There are several reasons this is a tough thing to compete against, and AWS's vertical integration is just one of them. I've already written about them and also how to come out ahead if you find yourself in this situation: https://www.gkogan.co/blog/big-cloud/

shepardrtc · on Nov 12, 2020

We were using Alooma for ETL for years until Google bought it and started to deprecate AWS connections. It was a massive PITA, but it mostly worked. We switched over to AWS DMS and it was easy. Honestly it didn't take much effort. It has worked flawlessly - literally zero errors - from the day we started it up, and best of all, it's free. All you pay for is the instance it's using for you. That sort of thing can save startups much needed money. Yes, you're tied to the ecosystem - and that's what they want - but it's worth it. Once I talk to people and basically say the same thing you're saying, they start to look at AWS a bit differently.

jjoonathan · on Nov 12, 2020

> What AWS has is a culture and institutional knowledge...

#### [GOALS]
1. Write out the AWS discussion word for word, from "shepardrtc · on" to "a bit differently.".
2. Extend the AWS discussion, picking up right after its last line.
The listing that comes next has no connection to the AWS discussion.

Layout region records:

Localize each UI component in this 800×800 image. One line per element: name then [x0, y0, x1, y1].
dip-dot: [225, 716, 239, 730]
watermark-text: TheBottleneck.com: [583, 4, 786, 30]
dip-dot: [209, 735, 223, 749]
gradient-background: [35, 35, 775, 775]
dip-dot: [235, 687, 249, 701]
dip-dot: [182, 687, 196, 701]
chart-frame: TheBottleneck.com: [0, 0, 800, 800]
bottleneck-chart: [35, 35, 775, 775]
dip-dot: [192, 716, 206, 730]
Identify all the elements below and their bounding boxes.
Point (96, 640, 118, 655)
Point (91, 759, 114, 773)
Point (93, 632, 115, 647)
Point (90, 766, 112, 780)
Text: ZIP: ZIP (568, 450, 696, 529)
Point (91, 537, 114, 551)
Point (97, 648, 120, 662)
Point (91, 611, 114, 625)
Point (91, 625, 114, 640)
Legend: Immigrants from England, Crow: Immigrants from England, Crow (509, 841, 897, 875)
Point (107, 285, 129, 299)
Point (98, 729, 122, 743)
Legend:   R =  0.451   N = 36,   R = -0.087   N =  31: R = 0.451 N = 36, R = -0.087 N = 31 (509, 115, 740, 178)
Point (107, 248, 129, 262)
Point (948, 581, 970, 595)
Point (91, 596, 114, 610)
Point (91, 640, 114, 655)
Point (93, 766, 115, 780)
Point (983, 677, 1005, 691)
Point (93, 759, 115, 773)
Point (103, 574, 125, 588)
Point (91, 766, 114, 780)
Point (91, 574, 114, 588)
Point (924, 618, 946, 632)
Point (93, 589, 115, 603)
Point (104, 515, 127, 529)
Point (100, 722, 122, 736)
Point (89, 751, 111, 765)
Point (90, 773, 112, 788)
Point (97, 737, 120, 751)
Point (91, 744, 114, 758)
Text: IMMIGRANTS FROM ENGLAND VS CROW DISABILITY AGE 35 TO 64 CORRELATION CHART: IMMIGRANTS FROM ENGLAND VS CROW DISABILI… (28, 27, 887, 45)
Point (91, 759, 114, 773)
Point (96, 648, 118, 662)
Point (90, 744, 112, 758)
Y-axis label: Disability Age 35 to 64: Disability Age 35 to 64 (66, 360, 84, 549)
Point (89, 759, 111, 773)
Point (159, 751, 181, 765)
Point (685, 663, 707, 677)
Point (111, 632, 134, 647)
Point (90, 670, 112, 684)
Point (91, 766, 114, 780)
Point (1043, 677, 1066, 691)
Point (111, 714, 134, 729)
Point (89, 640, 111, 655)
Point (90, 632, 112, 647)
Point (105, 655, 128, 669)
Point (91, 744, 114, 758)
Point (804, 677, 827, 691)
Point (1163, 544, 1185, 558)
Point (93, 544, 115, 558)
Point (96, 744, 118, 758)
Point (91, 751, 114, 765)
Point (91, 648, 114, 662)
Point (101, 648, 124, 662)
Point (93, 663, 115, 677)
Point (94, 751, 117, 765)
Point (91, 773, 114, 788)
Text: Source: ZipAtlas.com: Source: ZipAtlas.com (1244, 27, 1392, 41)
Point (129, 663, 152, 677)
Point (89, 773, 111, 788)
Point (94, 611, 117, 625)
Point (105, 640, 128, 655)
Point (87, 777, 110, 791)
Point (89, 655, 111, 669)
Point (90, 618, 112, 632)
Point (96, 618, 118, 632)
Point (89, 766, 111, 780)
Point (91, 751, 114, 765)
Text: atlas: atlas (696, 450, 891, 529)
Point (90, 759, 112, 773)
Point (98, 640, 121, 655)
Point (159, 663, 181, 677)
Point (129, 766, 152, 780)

#### [OUTPUTS BY TASK]
1.
shepardrtc · on Nov 12, 2020

We were using Alooma for ETL for years until Google bought it and started to deprecate AWS connections. It was a massive PITA, but it mostly worked. We switched over to AWS DMS and it was easy. Honestly it didn't take much effort. It has worked flawlessly - literally zero errors - from the day we started it up, and best of all, it's free. All you pay for is the instance it's using for you. That sort of thing can save startups much needed money. Yes, you're tied to the ecosystem - and that's what they want - but it's worth it. Once I talk to people and basically say the same thing you're saying, they start to look at AWS a bit differently.

2.
Their execution is routinely abysmal but it never matters because they have two trump cards:

1. Backdoor through the purchase process bureaucracy

2. Network effects of existing services

tuna-piano · on Nov 12, 2020

I think their key advantage is sales. Imagine a product that adds a small amount of value to a company but requires a long drawn out sales process including research on available vendors, pricing, security, use cases, determining requirements, etc vs a developer going to the AWS console and clicking "create databrew". It's no competition.

And with sales taking up such a huge percentage of a lot of these SAAS companies revenue, Amazon can pass the lack of sales to the customer as cost savings. Skip the sales process and the sales cost. win win.

soamv · on Nov 12, 2020

And yet, snowflake

freeone3000 · on Nov 12, 2020

Why does this feel different from Azure, who are also expanding services and have the same advantages?

ctvo · on Nov 12, 2020

I don't see the same broad amount of services launched out of Azure as I do from AWS, and definitely not from GCP.

I don't know if this is a strategic difference or an execution / cultural difference (AWS ships products faster, but they're almost barely usable in v1)

kthejoker2 · on Nov 13, 2020

How are you judging the "broad amount of services" launched out of Azure? They release something on the order of 10-25 updates a week, their services feed runs nonstop.

I claim no special knowledge of AWS, but Azure is full apace, certainly faster than even us global SIs can keep up with in terms of providing support and capabilities.

VectorLock · on Nov 12, 2020

>AWS ships products faster, but they're almost barely usable in v1

Sounds like the widely accepted "minimum viable product" approach.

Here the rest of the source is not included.